STATED PROBLEM: Print the entire listing. Each line must match the original exactly.
------------------------
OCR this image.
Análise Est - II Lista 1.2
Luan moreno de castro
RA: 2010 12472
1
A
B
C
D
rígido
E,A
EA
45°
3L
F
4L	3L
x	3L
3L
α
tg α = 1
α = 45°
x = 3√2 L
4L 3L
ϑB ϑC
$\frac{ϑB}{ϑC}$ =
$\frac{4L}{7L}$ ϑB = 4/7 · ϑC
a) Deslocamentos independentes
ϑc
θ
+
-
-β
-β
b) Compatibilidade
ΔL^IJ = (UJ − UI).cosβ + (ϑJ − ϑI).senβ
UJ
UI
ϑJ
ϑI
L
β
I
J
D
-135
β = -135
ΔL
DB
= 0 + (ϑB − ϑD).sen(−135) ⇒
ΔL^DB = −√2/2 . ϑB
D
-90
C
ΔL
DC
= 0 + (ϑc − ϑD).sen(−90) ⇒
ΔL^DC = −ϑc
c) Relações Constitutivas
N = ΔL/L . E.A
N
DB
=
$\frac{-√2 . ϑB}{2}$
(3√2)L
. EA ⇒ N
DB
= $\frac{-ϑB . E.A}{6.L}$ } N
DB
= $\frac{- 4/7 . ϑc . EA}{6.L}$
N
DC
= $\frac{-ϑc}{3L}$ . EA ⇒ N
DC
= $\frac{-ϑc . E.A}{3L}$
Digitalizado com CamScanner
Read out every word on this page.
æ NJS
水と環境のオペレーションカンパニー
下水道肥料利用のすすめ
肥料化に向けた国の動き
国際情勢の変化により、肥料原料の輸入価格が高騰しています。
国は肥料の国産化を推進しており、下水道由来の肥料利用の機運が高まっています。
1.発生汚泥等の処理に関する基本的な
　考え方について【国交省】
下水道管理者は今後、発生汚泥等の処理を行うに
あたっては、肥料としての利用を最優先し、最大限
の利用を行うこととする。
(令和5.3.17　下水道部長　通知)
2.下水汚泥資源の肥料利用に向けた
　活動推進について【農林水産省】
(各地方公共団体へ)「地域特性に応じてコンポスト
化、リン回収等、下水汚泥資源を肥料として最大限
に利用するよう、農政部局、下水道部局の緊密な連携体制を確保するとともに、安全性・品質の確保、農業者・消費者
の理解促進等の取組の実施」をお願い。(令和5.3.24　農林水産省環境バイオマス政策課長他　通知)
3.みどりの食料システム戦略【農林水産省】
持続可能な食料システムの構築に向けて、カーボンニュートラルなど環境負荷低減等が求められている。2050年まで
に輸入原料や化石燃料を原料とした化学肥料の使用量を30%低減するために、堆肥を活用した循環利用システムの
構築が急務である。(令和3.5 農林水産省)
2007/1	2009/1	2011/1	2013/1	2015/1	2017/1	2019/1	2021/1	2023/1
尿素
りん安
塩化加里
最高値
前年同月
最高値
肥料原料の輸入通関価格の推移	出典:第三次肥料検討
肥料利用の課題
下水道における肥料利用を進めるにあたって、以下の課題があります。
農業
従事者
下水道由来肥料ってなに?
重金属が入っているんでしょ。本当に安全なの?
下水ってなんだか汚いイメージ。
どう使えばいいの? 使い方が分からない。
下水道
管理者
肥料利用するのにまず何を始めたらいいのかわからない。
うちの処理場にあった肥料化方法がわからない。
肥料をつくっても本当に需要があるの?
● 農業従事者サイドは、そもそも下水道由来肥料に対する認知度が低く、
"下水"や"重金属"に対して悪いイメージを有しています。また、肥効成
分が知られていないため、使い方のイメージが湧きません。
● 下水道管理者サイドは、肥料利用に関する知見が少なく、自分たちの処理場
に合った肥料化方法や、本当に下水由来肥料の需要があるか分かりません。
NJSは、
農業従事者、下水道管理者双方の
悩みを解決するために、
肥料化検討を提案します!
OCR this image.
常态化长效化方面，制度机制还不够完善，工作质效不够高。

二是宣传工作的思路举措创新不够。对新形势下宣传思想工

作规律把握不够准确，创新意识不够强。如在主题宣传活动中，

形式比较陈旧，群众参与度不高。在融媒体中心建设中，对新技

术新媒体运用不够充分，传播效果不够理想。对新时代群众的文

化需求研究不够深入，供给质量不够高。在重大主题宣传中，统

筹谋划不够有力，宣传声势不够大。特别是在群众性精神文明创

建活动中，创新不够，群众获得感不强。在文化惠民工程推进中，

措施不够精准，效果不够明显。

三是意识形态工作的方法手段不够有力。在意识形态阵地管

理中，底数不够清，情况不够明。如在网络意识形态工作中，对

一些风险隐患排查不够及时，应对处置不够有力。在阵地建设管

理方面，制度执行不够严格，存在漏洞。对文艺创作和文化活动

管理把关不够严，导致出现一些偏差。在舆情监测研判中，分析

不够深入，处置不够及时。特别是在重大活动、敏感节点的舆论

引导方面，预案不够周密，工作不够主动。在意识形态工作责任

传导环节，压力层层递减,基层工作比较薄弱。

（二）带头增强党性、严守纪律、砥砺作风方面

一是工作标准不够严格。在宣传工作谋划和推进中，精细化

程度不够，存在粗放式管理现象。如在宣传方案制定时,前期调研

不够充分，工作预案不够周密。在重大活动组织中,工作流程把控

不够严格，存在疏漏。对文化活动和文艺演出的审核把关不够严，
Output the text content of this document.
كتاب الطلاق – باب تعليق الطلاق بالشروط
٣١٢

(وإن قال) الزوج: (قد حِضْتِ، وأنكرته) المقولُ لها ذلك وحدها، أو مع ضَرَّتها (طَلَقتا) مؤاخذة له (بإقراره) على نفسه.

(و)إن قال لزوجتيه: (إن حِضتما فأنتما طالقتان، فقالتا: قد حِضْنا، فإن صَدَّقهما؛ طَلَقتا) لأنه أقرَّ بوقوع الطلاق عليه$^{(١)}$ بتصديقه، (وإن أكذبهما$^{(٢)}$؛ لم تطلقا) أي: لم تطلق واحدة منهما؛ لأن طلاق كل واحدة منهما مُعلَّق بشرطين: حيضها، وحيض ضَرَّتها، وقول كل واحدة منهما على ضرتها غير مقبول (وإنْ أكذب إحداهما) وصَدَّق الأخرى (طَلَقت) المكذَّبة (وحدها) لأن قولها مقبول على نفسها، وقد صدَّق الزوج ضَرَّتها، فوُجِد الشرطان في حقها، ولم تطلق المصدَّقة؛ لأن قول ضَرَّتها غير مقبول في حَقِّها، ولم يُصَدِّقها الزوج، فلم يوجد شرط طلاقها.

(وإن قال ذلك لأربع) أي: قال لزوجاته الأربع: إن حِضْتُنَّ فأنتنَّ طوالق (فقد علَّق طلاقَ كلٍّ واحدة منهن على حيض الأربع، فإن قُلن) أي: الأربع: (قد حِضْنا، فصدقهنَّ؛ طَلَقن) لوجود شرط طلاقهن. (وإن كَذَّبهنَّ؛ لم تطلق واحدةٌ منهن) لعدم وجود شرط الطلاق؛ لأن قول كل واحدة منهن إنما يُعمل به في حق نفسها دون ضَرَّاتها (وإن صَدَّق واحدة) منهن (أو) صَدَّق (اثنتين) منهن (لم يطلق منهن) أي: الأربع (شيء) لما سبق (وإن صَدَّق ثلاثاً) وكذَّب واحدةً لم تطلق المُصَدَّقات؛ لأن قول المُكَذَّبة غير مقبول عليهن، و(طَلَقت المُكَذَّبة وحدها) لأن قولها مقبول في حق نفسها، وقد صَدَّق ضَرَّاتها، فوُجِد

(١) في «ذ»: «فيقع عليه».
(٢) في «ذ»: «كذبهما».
------------------------
RESPONSE:
OCR this image.
Análise Est - II Lista 1.2
Luan moreno de castro
RA: 2010 12472
1
A
B
C
D
rígido
E,A
EA
45°
3L
F
4L	3L
x	3L
3L
α
tg α = 1
α = 45°
x = 3√2 L
4L 3L
ϑB ϑC
$\frac{ϑB}{ϑC}$ =
$\frac{4L}{7L}$ ϑB = 4/7 · ϑC
a) Deslocamentos independentes
ϑc
θ
+
-
-β
-β
b) Compatibilidade
ΔL^IJ = (UJ − UI).cosβ + (ϑJ − ϑI).senβ
UJ
UI
ϑJ
ϑI
L
β
I
J
D
-135
β = -135
ΔL
DB
= 0 + (ϑB − ϑD).sen(−135) ⇒
ΔL^DB = −√2/2 . ϑB
D
-90
C
ΔL
DC
= 0 + (ϑc − ϑD).sen(−90) ⇒
ΔL^DC = −ϑc
c) Relações Constitutivas
N = ΔL/L . E.A
N
DB
=
$\frac{-√2 . ϑB}{2}$
(3√2)L
. EA ⇒ N
DB
= $\frac{-ϑB . E.A}{6.L}$ } N
DB
= $\frac{- 4/7 . ϑc . EA}{6.L}$
N
DC
= $\frac{-ϑc}{3L}$ . EA ⇒ N
DC
= $\frac{-ϑc . E.A}{3L}$
Digitalizado com CamScanner
Read out every word on this page.
æ NJS
水と環境のオペレーションカンパニー
下水道肥料利用のすすめ
肥料化に向けた国の動き
国際情勢の変化により、肥料原料の輸入価格が高騰しています。
国は肥料の国産化を推進しており、下水道由来の肥料利用の機運が高まっています。
1.発生汚泥等の処理に関する基本的な
　考え方について【国交省】
下水道管理者は今後、発生汚泥等の処理を行うに
あたっては、肥料としての利用を最優先し、最大限
の利用を行うこととする。
(令和5.3.17　下水道部長　通知)
2.下水汚泥資源の肥料利用に向けた
　活動推進について【農林水産省】
(各地方公共団体へ)「地域特性に応じてコンポスト
化、リン回収等、下水汚泥資源を肥料として最大限
に利用するよう、農政部局、下水道部局の緊密な連携体制を確保するとともに、安全性・品質の確保、農業者・消費者
の理解促進等の取組の実施」をお願い。(令和5.3.24　農林水産省環境バイオマス政策課長他　通知)
3.みどりの食料システム戦略【農林水産省】
持続可能な食料システムの構築に向けて、カーボンニュートラルなど環境負荷低減等が求められている。2050年まで
に輸入原料や化石燃料を原料とした化学肥料の使用量を30%低減するために、堆肥を活用した循環利用システムの
構築が急務である。(令和3.5 農林水産省)
2007/1	2009/1	2011/1	2013/1	2015/1	2017/1	2019/1	2021/1	2023/1
尿素
りん安
塩化加里
最高値
前年同月
最高値
肥料原料の輸入通関価格の推移	出典:第三次肥料検討
肥料利用の課題
下水道における肥料利用を進めるにあたって、以下の課題があります。
農業
従事者
下水道由来肥料ってなに?
重金属が入っているんでしょ。本当に安全なの?
下水ってなんだか汚いイメージ。
どう使えばいいの? 使い方が分からない。
下水道
管理者
肥料利用するのにまず何を始めたらいいのかわからない。
うちの処理場にあった肥料化方法がわからない。
肥料をつくっても本当に需要があるの?
● 農業従事者サイドは、そもそも下水道由来肥料に対する認知度が低く、
"下水"や"重金属"に対して悪いイメージを有しています。また、肥効成
分が知られていないため、使い方のイメージが湧きません。
● 下水道管理者サイドは、肥料利用に関する知見が少なく、自分たちの処理場
に合った肥料化方法や、本当に下水由来肥料の需要があるか分かりません。
NJSは、
農業従事者、下水道管理者双方の
悩みを解決するために、
肥料化検討を提案します!
OCR this image.
常态化长效化方面，制度机制还不够完善，工作质效不够高。

二是宣传工作的思路举措创新不够。对新形势下宣传思想工

作规律把握不够准确，创新意识不够强。如在主题宣传活动中，

形式比较陈旧，群众参与度不高。在融媒体中心建设中，对新技

术新媒体运用不够充分，传播效果不够理想。对新时代群众的文

化需求研究不够深入，供给质量不够高。在重大主题宣传中，统

筹谋划不够有力，宣传声势不够大。特别是在群众性精神文明创

建活动中，创新不够，群众获得感不强。在文化惠民工程推进中，

措施不够精准，效果不够明显。

三是意识形态工作的方法手段不够有力。在意识形态阵地管

理中，底数不够清，情况不够明。如在网络意识形态工作中，对

一些风险隐患排查不够及时，应对处置不够有力。在阵地建设管

理方面，制度执行不够严格，存在漏洞。对文艺创作和文化活动

管理把关不够严，导致出现一些偏差。在舆情监测研判中，分析

不够深入，处置不够及时。特别是在重大活动、敏感节点的舆论

引导方面，预案不够周密，工作不够主动。在意识形态工作责任

传导环节，压力层层递减,基层工作比较薄弱。

（二）带头增强党性、严守纪律、砥砺作风方面

一是工作标准不够严格。在宣传工作谋划和推进中，精细化

程度不够，存在粗放式管理现象。如在宣传方案制定时,前期调研

不够充分，工作预案不够周密。在重大活动组织中,工作流程把控

不够严格，存在疏漏。对文化活动和文艺演出的审核把关不够严，
Output the text content of this document.
كتاب الطلاق – باب تعليق الطلاق بالشروط
٣١٢

(وإن قال) الزوج: (قد حِضْتِ، وأنكرته) المقولُ لها ذلك وحدها، أو مع ضَرَّتها (طَلَقتا) مؤاخذة له (بإقراره) على نفسه.

(و)إن قال لزوجتيه: (إن حِضتما فأنتما طالقتان، فقالتا: قد حِضْنا، فإن صَدَّقهما؛ طَلَقتا) لأنه أقرَّ بوقوع الطلاق عليه$^{(١)}$ بتصديقه، (وإن أكذبهما$^{(٢)}$؛ لم تطلقا) أي: لم تطلق واحدة منهما؛ لأن طلاق كل واحدة منهما مُعلَّق بشرطين: حيضها، وحيض ضَرَّتها، وقول كل واحدة منهما على ضرتها غير مقبول (وإنْ أكذب إحداهما) وصَدَّق الأخرى (طَلَقت) المكذَّبة (وحدها) لأن قولها مقبول على نفسها، وقد صدَّق الزوج ضَرَّتها، فوُجِد الشرطان في حقها، ولم تطلق المصدَّقة؛ لأن قول ضَرَّتها غير مقبول في حَقِّها، ولم يُصَدِّقها الزوج، فلم يوجد شرط طلاقها.

(وإن قال ذلك لأربع) أي: قال لزوجاته الأربع: إن حِضْتُنَّ فأنتنَّ طوالق (فقد علَّق طلاقَ كلٍّ واحدة منهن على حيض الأربع، فإن قُلن) أي: الأربع: (قد حِضْنا، فصدقهنَّ؛ طَلَقن) لوجود شرط طلاقهن. (وإن كَذَّبهنَّ؛ لم تطلق واحدةٌ منهن) لعدم وجود شرط الطلاق؛ لأن قول كل واحدة منهن إنما يُعمل به في حق نفسها دون ضَرَّاتها (وإن صَدَّق واحدة) منهن (أو) صَدَّق (اثنتين) منهن (لم يطلق منهن) أي: الأربع (شيء) لما سبق (وإن صَدَّق ثلاثاً) وكذَّب واحدةً لم تطلق المُصَدَّقات؛ لأن قول المُكَذَّبة غير مقبول عليهن، و(طَلَقت المُكَذَّبة وحدها) لأن قولها مقبول في حق نفسها، وقد صَدَّق ضَرَّاتها، فوُجِد

(١) في «ذ»: «فيقع عليه».
(٢) في «ذ»: «كذبهما».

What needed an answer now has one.